→ **Given instruction**:
Write out, precisely and in full, each line of the material.

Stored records

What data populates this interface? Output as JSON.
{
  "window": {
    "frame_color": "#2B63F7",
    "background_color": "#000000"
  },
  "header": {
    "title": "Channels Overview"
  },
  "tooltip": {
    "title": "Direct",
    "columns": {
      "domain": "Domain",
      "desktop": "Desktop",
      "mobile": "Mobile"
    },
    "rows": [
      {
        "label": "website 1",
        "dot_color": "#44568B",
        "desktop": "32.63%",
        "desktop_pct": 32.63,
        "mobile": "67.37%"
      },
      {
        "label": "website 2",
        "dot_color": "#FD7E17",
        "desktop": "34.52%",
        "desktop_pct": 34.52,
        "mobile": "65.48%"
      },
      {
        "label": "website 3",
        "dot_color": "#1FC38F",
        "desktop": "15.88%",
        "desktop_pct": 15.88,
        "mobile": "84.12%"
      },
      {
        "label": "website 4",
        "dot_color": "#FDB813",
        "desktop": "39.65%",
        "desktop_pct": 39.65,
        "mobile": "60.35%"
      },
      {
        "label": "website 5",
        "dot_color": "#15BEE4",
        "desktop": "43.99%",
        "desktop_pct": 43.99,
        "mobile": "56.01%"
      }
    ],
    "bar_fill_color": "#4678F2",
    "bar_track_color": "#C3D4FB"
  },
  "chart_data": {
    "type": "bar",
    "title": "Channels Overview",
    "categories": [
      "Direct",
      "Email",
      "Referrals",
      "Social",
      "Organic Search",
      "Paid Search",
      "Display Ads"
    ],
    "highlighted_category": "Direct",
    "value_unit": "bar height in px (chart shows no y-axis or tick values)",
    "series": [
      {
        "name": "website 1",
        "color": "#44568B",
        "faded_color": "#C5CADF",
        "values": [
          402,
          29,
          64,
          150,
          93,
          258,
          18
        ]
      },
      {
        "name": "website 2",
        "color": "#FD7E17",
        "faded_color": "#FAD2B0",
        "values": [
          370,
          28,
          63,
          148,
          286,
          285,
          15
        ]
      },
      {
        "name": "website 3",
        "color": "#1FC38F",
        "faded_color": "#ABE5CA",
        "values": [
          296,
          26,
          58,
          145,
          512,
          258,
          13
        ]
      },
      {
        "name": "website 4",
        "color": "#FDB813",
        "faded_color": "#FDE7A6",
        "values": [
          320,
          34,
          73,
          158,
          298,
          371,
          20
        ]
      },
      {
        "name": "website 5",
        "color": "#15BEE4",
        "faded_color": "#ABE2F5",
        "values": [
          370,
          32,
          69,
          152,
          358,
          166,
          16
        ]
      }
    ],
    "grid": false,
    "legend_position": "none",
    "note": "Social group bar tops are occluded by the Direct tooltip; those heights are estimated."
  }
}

→ **Result for this exercise**:
What data populates this interface? Output as JSON.
{
  "window": {
    "frame_color": "#2B63F7",
    "background_color": "#000000"
  },
  "header": {
    "title": "Channels Overview"
  },
  "tooltip": {
    "title": "Direct",
    "columns": {
      "domain": "Domain",
      "desktop": "Desktop",
      "mobile": "Mobile"
    },
    "rows": [
      {
        "label": "website 1",
        "dot_color": "#44568B",
        "desktop": "32.63%",
        "desktop_pct": 32.63,
        "mobile": "67.37%"
      },
      {
        "label": "website 2",
        "dot_color": "#FD7E17",
        "desktop": "34.52%",
        "desktop_pct": 34.52,
        "mobile": "65.48%"
      },
      {
        "label": "website 3",
        "dot_color": "#1FC38F",
        "desktop": "15.88%",
        "desktop_pct": 15.88,
        "mobile": "84.12%"
      },
      {
        "label": "website 4",
        "dot_color": "#FDB813",
        "desktop": "39.65%",
        "desktop_pct": 39.65,
        "mobile": "60.35%"
      },
      {
        "label": "website 5",
        "dot_color": "#15BEE4",
        "desktop": "43.99%",
        "desktop_pct": 43.99,
        "mobile": "56.01%"
      }
    ],
    "bar_fill_color": "#4678F2",
    "bar_track_color": "#C3D4FB"
  },
  "chart_data": {
    "type": "bar",
    "title": "Channels Overview",
    "categories": [
      "Direct",
      "Email",
      "Referrals",
      "Social",
      "Organic Search",
      "Paid Search",
      "Display Ads"
    ],
    "highlighted_category": "Direct",
    "value_unit": "bar height in px (chart shows no y-axis or tick values)",
    "series": [
      {
        "name": "website 1",
        "color": "#44568B",
        "faded_color": "#C5CADF",
        "values": [
          402,
          29,
          64,
          150,
          93,
          258,
          18
        ]
      },
      {
        "name": "website 2",
        "color": "#FD7E17",
        "faded_color": "#FAD2B0",
        "values": [
          370,
          28,
          63,
          148,
          286,
          285,
          15
        ]
      },
      {
        "name": "website 3",
        "color": "#1FC38F",
        "faded_color": "#ABE5CA",
        "values": [
          296,
          26,
          58,
          145,
          512,
          258,
          13
        ]
      },
      {
        "name": "website 4",
        "color": "#FDB813",
        "faded_color": "#FDE7A6",
        "values": [
          320,
          34,
          73,
          158,
          298,
          371,
          20
        ]
      },
      {
        "name": "website 5",
        "color": "#15BEE4",
        "faded_color": "#ABE2F5",
        "values": [
          370,
          32,
          69,
          152,
          358,
          166,
          16
        ]
      }
    ],
    "grid": false,
    "legend_position": "none",
    "note": "Social group bar tops are occluded by the Direct tooltip; those heights are estimated."
  }
}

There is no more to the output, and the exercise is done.